第2種登録選手時代の田中。背番号は47。

田中は強い体とサイズに恵まれた左利きのCB。レイソルアカデミー出身選手らしく、丁寧なボールコントロールと選択肢豊かなキックを持った選手だ。そのスペックは早くから日本サッカー協会関係者たちの目に止まり、ジュニアユース年代から年代別日本代表選出を重ねてきたが、レイソルアカデミー最終年に大きな転機が訪れた。
 
「彼らが身に付けてきた技術面や戦術理解は間違いない。だからこそ、トップや次のステージへ上がって、何年かの時間を使ってプロの体作りをするのではなく、ユース年代でもできる体作りに着手しておくべき」

大きな離脱もなく、アカデミー最終年を完走した。

**課題の目的 A**
田中選手についての抜粋テキストを、全文そのままもう一度書いてもらえますか？
この抜粋テキストとリストは、互いに何の関係もありません。

**使用データ**
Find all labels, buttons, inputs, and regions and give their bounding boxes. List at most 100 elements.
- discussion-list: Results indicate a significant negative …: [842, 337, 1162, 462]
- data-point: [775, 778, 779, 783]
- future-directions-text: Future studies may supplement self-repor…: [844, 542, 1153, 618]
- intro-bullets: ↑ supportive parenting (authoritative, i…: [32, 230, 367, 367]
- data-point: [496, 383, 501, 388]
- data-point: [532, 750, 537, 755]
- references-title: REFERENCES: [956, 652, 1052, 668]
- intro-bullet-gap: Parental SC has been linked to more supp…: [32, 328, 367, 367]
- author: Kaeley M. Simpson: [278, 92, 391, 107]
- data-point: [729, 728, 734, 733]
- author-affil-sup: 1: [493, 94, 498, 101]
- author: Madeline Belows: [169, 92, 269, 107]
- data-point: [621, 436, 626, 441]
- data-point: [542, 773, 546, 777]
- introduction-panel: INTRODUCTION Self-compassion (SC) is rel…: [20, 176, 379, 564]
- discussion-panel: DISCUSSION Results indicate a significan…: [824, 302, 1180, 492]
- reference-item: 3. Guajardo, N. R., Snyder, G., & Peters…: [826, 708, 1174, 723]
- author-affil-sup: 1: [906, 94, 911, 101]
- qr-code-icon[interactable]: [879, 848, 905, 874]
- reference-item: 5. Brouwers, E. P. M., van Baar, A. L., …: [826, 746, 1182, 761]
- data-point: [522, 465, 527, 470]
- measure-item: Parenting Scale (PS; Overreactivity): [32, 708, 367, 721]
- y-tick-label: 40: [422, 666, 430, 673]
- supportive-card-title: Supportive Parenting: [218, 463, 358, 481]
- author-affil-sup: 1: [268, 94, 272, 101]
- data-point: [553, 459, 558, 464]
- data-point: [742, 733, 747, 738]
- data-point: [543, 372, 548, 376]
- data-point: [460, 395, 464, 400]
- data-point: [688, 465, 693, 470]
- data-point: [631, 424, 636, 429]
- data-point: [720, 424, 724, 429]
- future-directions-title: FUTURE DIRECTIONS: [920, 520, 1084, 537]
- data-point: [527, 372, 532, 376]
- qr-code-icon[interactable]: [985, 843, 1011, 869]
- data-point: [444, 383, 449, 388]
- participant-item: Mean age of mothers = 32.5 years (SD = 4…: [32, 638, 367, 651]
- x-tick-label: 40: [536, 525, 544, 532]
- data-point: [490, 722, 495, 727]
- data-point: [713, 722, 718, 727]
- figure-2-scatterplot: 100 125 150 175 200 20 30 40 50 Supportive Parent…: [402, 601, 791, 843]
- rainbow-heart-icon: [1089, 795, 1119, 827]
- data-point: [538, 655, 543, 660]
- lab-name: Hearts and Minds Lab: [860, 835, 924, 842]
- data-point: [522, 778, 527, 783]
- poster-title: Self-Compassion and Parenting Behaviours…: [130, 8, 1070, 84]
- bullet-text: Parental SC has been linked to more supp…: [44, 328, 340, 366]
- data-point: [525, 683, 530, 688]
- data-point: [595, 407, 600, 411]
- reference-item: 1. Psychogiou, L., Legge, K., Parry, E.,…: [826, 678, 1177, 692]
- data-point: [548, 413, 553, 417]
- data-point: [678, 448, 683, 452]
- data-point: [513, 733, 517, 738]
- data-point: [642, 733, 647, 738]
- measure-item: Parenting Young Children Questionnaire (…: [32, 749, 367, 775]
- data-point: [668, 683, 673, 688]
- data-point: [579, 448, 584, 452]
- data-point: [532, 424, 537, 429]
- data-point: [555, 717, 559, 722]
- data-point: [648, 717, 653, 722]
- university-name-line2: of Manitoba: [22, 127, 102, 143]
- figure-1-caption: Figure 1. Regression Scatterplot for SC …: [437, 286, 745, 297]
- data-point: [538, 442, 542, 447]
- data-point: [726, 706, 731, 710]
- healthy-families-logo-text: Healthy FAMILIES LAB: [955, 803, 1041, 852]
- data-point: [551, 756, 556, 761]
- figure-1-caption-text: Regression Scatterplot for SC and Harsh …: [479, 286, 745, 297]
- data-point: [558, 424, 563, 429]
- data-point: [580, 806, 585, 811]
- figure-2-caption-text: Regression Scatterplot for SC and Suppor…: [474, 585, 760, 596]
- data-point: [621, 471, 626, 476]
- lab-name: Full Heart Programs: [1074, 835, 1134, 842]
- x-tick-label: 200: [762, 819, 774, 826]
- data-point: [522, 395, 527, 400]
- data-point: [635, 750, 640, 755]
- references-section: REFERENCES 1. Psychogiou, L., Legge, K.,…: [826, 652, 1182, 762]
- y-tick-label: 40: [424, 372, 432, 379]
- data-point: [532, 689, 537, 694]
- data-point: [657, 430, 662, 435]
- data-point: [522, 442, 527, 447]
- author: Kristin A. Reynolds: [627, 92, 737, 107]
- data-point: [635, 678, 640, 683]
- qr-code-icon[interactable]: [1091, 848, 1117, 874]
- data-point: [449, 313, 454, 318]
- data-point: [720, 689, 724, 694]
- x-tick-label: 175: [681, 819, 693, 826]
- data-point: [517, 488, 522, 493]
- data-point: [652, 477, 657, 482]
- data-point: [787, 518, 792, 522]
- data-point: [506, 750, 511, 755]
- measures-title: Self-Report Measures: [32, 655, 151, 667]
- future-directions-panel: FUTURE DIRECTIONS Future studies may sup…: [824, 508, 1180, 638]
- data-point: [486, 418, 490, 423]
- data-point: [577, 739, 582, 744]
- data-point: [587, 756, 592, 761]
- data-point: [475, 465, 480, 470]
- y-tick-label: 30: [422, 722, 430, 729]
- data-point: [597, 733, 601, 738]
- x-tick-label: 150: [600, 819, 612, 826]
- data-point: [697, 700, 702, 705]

**課題の目的 B**
リストの先頭から始まり「- reference-item: 3.」を含む行で終わる範囲（両端を含む）を、空行を除いて1行につき1つの文字列とするJSONリストに変換し、その範囲の行だけを示してもらえますか？

**回答全文 A**
第2種登録選手時代の田中。背番号は47。

田中は強い体とサイズに恵まれた左利きのCB。レイソルアカデミー出身選手らしく、丁寧なボールコントロールと選択肢豊かなキックを持った選手だ。そのスペックは早くから日本サッカー協会関係者たちの目に止まり、ジュニアユース年代から年代別日本代表選出を重ねてきたが、レイソルアカデミー最終年に大きな転機が訪れた。
 
「彼らが身に付けてきた技術面や戦術理解は間違いない。だからこそ、トップや次のステージへ上がって、何年かの時間を使ってプロの体作りをするのではなく、ユース年代でもできる体作りに着手しておくべき」

大きな離脱もなく、アカデミー最終年を完走した。

**回答全文 B**
[
  "Find all labels, buttons, inputs, and regions and give their bounding boxes. List at most 100 elements.",
  "- discussion-list: Results indicate a significant negative …: [842, 337, 1162, 462]",
  "- data-point: [775, 778, 779, 783]",
  "- future-directions-text: Future studies may supplement self-repor…: [844, 542, 1153, 618]",
  "- intro-bullets: ↑ supportive parenting (authoritative, i…: [32, 230, 367, 367]",
  "- data-point: [496, 383, 501, 388]",
  "- data-point: [532, 750, 537, 755]",
  "- references-title: REFERENCES: [956, 652, 1052, 668]",
  "- intro-bullet-gap: Parental SC has been linked to more supp…: [32, 328, 367, 367]",
  "- author: Kaeley M. Simpson: [278, 92, 391, 107]",
  "- data-point: [729, 728, 734, 733]",
  "- author-affil-sup: 1: [493, 94, 498, 101]",
  "- author: Madeline Belows: [169, 92, 269, 107]",
  "- data-point: [621, 436, 626, 441]",
  "- data-point: [542, 773, 546, 777]",
  "- introduction-panel: INTRODUCTION Self-compassion (SC) is rel…: [20, 176, 379, 564]",
  "- discussion-panel: DISCUSSION Results indicate a significan…: [824, 302, 1180, 492]",
  "- reference-item: 3. Guajardo, N. R., Snyder, G., & Peters…: [826, 708, 1174, 723]"
]